(Dataset entries)

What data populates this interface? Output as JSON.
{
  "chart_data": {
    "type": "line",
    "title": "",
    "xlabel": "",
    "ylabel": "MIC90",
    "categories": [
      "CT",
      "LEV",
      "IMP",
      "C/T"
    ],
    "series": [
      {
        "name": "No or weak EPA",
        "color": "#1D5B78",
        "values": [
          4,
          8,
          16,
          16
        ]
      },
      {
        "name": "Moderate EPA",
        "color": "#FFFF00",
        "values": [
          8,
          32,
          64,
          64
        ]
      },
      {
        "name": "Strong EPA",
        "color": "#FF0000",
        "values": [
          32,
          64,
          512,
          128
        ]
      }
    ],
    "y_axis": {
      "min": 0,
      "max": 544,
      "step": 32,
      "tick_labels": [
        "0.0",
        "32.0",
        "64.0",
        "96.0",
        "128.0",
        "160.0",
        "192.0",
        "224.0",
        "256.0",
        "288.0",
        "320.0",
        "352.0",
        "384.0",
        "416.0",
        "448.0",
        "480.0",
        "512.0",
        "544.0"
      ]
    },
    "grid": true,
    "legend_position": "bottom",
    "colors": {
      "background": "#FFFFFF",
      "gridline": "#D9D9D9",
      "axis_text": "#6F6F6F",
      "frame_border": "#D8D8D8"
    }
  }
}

_JOB_. Write the data back out verbatim.

_EXPECTED OUTPUT_.
What data populates this interface? Output as JSON.
{
  "chart_data": {
    "type": "line",
    "title": "",
    "xlabel": "",
    "ylabel": "MIC90",
    "categories": [
      "CT",
      "LEV",
      "IMP",
      "C/T"
    ],
    "series": [
      {
        "name": "No or weak EPA",
        "color": "#1D5B78",
        "values": [
          4,
          8,
          16,
          16
        ]
      },
      {
        "name": "Moderate EPA",
        "color": "#FFFF00",
        "values": [
          8,
          32,
          64,
          64
        ]
      },
      {
        "name": "Strong EPA",
        "color": "#FF0000",
        "values": [
          32,
          64,
          512,
          128
        ]
      }
    ],
    "y_axis": {
      "min": 0,
      "max": 544,
      "step": 32,
      "tick_labels": [
        "0.0",
        "32.0",
        "64.0",
        "96.0",
        "128.0",
        "160.0",
        "192.0",
        "224.0",
        "256.0",
        "288.0",
        "320.0",
        "352.0",
        "384.0",
        "416.0",
        "448.0",
        "480.0",
        "512.0",
        "544.0"
      ]
    },
    "grid": true,
    "legend_position": "bottom",
    "colors": {
      "background": "#FFFFFF",
      "gridline": "#D9D9D9",
      "axis_text": "#6F6F6F",
      "frame_border": "#D8D8D8"
    }
  }
}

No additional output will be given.